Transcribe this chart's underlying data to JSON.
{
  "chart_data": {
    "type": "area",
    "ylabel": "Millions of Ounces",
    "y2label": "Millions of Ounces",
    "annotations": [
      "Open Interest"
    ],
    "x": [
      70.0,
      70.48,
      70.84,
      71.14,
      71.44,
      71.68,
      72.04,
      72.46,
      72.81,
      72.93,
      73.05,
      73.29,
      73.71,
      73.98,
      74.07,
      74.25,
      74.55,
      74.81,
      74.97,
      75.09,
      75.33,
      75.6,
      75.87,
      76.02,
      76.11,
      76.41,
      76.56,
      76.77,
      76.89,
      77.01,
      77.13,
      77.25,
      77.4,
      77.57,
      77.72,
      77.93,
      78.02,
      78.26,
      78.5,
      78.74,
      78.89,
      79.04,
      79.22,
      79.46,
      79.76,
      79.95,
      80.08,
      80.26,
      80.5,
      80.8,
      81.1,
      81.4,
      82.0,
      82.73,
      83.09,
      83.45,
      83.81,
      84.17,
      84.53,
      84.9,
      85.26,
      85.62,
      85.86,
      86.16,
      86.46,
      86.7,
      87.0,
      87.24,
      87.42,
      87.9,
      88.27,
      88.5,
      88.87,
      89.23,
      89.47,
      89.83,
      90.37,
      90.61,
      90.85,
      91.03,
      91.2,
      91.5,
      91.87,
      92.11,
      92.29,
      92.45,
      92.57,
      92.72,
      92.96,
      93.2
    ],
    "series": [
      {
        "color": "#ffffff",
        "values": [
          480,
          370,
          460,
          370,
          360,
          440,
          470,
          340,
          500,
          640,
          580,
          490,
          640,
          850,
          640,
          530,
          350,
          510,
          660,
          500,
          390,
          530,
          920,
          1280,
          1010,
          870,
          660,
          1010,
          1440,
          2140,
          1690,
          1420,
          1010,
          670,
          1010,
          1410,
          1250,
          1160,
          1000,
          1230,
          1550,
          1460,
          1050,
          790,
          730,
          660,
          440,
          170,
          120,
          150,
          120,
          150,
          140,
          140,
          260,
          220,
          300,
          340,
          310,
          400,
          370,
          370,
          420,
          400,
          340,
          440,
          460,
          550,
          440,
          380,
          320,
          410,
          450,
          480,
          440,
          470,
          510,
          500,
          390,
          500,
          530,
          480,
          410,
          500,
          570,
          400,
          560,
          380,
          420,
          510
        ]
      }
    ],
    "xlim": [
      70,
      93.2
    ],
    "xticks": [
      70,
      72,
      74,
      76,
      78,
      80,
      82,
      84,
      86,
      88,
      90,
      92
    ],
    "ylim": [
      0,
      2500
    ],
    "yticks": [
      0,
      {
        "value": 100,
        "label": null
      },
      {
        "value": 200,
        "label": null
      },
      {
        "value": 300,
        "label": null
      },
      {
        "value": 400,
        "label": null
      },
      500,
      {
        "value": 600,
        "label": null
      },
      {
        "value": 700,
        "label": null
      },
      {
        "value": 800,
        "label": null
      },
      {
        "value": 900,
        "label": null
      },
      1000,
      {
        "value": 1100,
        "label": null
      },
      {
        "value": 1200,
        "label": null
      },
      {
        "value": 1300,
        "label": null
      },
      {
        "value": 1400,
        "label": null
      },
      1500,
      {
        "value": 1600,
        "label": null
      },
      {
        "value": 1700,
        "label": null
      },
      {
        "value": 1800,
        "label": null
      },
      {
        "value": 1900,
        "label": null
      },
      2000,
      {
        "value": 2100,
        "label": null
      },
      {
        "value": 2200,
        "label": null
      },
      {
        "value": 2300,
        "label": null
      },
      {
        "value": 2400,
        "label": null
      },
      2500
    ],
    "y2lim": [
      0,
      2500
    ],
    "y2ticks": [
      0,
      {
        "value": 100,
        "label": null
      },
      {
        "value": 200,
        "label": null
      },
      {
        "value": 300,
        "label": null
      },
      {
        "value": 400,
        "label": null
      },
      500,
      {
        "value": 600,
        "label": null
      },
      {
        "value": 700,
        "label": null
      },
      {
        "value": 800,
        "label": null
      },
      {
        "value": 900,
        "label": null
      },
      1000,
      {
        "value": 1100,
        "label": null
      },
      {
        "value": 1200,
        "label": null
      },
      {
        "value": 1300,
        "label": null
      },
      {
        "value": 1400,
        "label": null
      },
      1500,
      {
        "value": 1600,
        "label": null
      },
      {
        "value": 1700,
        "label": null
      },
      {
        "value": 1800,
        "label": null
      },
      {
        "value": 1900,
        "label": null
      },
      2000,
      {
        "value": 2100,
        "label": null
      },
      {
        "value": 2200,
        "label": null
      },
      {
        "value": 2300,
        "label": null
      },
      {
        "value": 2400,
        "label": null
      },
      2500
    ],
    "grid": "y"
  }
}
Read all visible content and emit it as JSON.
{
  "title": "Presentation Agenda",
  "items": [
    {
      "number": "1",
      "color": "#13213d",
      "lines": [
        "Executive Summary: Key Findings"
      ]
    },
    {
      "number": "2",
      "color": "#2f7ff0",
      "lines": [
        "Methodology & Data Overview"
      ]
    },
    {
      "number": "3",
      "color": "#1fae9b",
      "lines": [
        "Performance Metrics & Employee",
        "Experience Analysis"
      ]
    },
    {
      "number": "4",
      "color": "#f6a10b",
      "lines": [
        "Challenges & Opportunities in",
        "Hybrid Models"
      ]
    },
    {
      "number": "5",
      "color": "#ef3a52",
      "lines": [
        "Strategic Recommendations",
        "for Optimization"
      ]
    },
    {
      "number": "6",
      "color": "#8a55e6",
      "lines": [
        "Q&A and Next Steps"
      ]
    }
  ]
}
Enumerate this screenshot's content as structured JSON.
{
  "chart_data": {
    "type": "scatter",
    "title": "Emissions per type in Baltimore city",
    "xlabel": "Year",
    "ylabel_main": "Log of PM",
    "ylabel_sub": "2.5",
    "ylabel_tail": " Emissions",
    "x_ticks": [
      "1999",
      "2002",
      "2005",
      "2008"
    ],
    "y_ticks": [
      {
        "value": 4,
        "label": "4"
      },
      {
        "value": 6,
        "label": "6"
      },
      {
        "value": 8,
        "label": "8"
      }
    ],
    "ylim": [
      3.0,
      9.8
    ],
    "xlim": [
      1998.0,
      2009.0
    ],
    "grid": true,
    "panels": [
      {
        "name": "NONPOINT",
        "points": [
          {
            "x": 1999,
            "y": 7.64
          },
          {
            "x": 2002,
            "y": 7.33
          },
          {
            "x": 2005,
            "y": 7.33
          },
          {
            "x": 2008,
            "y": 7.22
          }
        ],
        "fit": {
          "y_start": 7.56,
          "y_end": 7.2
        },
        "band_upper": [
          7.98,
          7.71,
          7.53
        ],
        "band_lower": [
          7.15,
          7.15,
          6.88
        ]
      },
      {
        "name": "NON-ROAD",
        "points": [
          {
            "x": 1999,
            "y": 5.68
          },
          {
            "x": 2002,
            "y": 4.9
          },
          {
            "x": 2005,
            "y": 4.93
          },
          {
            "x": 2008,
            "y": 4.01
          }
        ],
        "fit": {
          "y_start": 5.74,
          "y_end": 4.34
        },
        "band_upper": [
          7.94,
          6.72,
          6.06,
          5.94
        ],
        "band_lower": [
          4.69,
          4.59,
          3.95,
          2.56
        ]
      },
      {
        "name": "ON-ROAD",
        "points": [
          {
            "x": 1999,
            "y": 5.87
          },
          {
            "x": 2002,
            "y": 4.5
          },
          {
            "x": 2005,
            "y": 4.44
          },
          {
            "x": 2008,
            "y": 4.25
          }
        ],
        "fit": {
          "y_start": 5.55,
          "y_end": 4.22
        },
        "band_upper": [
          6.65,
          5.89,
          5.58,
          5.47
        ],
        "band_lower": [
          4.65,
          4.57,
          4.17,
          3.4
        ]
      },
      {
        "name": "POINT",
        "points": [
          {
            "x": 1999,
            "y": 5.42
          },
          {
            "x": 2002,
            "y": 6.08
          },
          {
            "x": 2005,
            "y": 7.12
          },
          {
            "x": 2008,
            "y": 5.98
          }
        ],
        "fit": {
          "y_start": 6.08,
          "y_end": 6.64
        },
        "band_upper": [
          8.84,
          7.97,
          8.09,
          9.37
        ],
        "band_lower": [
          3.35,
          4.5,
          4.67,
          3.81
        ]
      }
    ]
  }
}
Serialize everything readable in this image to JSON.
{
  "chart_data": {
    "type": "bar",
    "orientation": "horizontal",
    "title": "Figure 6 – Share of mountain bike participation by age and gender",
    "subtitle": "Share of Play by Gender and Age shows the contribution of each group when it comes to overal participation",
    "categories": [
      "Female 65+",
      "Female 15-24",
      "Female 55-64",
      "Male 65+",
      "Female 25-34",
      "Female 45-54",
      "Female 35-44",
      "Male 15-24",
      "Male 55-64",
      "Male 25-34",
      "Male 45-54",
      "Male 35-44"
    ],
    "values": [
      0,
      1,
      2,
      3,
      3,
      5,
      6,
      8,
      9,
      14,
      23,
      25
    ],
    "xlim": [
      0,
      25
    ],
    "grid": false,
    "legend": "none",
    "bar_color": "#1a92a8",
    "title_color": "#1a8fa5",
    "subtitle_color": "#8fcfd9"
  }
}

| DIRECTION |
Count the lines in the records above that hold the word "Emissions", and give only that number.

| REPLY |
2